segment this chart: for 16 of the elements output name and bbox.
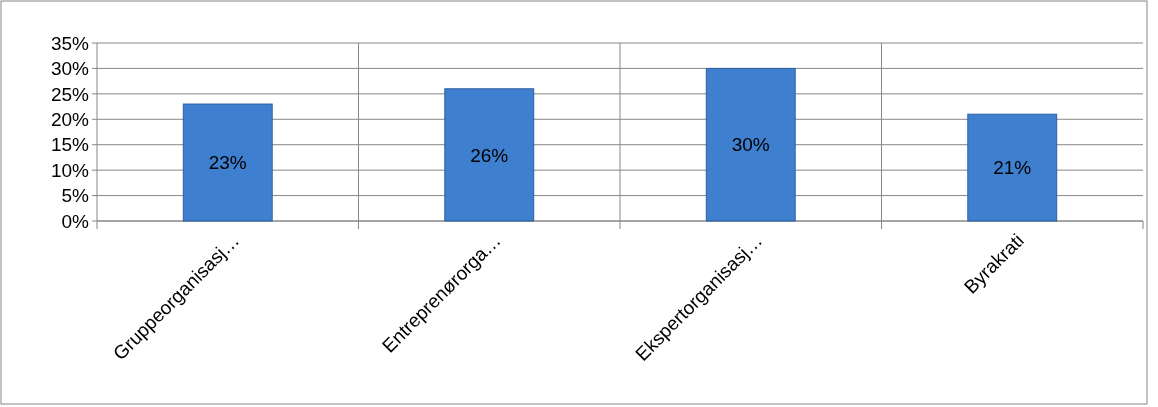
y-tick-label: 10% bbox=[50, 159, 90, 181]
data-label: 26% bbox=[470, 144, 509, 166]
bar bbox=[444, 88, 535, 222]
data-label: 21% bbox=[993, 157, 1032, 179]
y-tick-label: 25% bbox=[50, 83, 90, 105]
y-tick-label: 30% bbox=[50, 58, 90, 80]
y-tick-label: 20% bbox=[50, 108, 90, 130]
bar bbox=[705, 67, 796, 222]
y-tick-label: 0% bbox=[61, 210, 90, 232]
data-label: 23% bbox=[208, 152, 247, 174]
bar bbox=[182, 103, 273, 222]
y-tick-label: 35% bbox=[50, 32, 90, 54]
data-label: 30% bbox=[731, 134, 770, 156]
y-tick-label: 15% bbox=[50, 134, 90, 156]
y-tick-label: 5% bbox=[61, 185, 90, 207]
bar bbox=[967, 113, 1058, 222]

• _Goal_
Copy the records above word for word, from the line containing "y-tick-label: 10% bbox=[50, 159, 90, 181]" through the final line of the records, including both of those lines.

• _Exercise answer_
y-tick-label: 10% bbox=[50, 159, 90, 181]
data-label: 26% bbox=[470, 144, 509, 166]
bar bbox=[444, 88, 535, 222]
data-label: 21% bbox=[993, 157, 1032, 179]
y-tick-label: 25% bbox=[50, 83, 90, 105]
y-tick-label: 30% bbox=[50, 58, 90, 80]
y-tick-label: 20% bbox=[50, 108, 90, 130]
bar bbox=[705, 67, 796, 222]
y-tick-label: 0% bbox=[61, 210, 90, 232]
data-label: 23% bbox=[208, 152, 247, 174]
bar bbox=[182, 103, 273, 222]
y-tick-label: 35% bbox=[50, 32, 90, 54]
data-label: 30% bbox=[731, 134, 770, 156]
y-tick-label: 15% bbox=[50, 134, 90, 156]
y-tick-label: 5% bbox=[61, 185, 90, 207]
bar bbox=[967, 113, 1058, 222]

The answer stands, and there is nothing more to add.